From the entries below, gather each line containing the word "освоение".

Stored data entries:
◆ ◆ ◆ ◆ ◆ ◆ ◆

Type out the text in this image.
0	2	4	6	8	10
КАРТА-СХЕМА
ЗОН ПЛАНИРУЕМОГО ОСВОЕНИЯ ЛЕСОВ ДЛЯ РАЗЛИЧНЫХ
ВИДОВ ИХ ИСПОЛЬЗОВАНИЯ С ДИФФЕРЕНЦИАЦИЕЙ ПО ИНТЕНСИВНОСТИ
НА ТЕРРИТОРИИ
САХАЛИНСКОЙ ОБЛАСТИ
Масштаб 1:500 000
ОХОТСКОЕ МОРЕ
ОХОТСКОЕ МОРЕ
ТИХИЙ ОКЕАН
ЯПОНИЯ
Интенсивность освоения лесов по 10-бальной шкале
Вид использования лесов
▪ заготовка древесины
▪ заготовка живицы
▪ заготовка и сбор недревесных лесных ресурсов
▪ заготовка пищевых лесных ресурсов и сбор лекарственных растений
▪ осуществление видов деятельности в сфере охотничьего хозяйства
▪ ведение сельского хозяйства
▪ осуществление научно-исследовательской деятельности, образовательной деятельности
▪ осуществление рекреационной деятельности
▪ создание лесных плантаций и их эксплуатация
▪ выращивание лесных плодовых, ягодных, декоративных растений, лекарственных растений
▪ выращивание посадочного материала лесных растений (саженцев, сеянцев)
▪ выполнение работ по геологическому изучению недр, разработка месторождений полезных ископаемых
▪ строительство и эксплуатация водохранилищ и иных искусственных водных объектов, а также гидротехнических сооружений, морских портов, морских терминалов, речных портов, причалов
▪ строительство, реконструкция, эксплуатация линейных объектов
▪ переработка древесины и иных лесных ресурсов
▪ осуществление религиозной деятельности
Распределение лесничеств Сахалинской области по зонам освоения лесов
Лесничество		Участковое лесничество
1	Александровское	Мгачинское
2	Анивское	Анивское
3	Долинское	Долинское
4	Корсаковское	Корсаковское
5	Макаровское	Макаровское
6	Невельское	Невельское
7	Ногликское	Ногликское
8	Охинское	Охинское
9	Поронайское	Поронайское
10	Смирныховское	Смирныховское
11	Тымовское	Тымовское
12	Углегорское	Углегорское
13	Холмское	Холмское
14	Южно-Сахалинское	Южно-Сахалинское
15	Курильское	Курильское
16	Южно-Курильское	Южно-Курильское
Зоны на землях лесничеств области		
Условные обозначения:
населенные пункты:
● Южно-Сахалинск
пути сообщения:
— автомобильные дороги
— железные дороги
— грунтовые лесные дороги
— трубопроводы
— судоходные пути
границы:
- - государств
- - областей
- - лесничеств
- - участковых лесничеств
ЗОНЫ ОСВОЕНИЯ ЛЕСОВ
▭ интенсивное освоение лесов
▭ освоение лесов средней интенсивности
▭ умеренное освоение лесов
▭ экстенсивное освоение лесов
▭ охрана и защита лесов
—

◆ ◆ ◆ ◆ ◆ ◆ ◆

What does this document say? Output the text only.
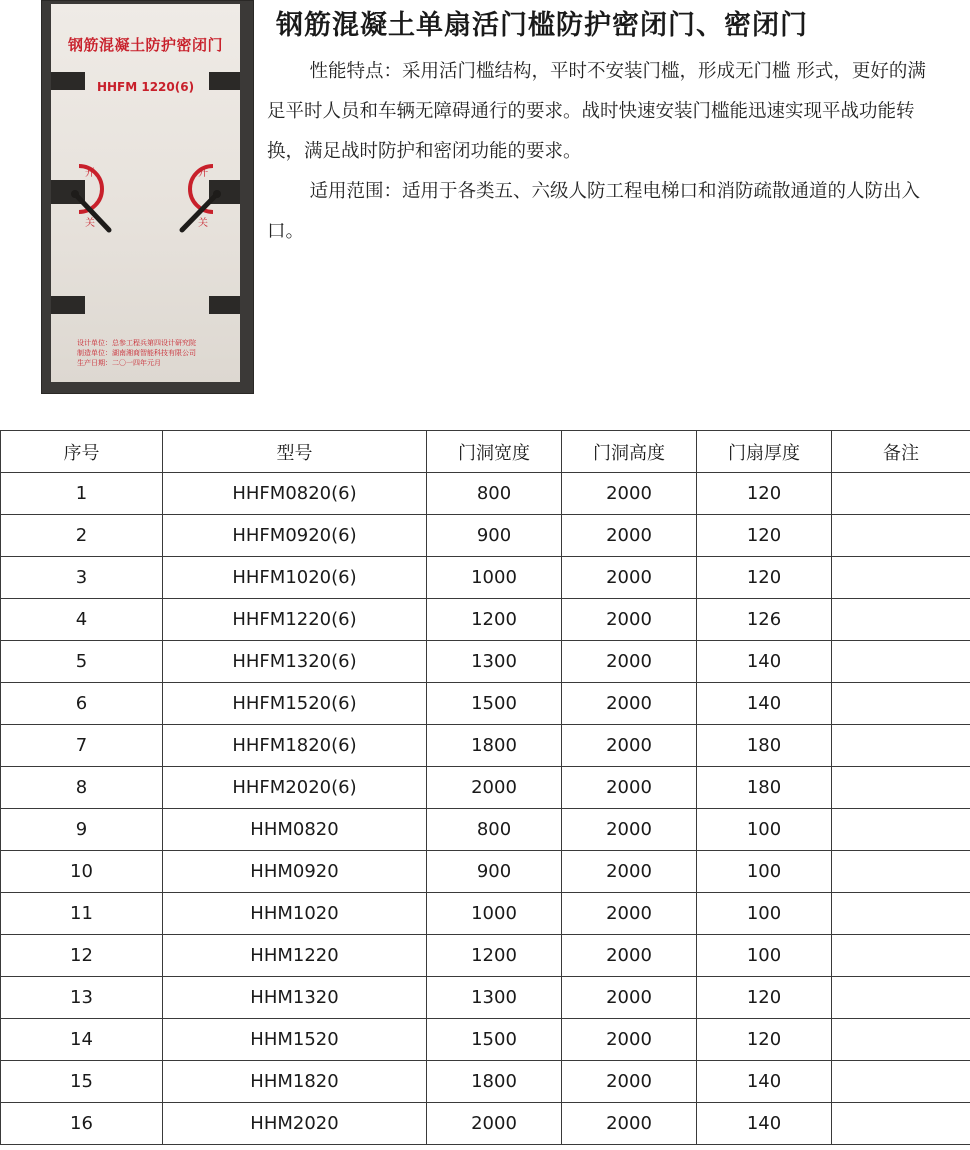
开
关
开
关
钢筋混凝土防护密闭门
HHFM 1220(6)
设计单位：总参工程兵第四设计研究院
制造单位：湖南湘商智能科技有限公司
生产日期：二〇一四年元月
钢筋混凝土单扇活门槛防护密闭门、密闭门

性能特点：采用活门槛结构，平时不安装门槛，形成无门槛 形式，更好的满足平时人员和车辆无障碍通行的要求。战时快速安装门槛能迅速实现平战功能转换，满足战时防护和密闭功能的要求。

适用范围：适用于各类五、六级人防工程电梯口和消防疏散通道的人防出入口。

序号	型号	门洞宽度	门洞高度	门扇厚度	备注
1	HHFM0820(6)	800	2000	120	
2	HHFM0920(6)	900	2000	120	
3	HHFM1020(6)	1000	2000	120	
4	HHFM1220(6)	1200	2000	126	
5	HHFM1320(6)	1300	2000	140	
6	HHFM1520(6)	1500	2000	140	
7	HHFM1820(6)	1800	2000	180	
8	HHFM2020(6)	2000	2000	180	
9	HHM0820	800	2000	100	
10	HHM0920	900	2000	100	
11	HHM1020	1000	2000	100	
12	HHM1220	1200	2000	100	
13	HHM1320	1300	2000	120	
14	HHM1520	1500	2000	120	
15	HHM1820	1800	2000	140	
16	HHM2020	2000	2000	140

◆ ◆ ◆ ◆ ◆ ◆ ◆

• _SOLUTION TO THE EXERCISE_
▭ интенсивное освоение лесов
▭ освоение лесов средней интенсивности
▭ умеренное освоение лесов
▭ экстенсивное освоение лесов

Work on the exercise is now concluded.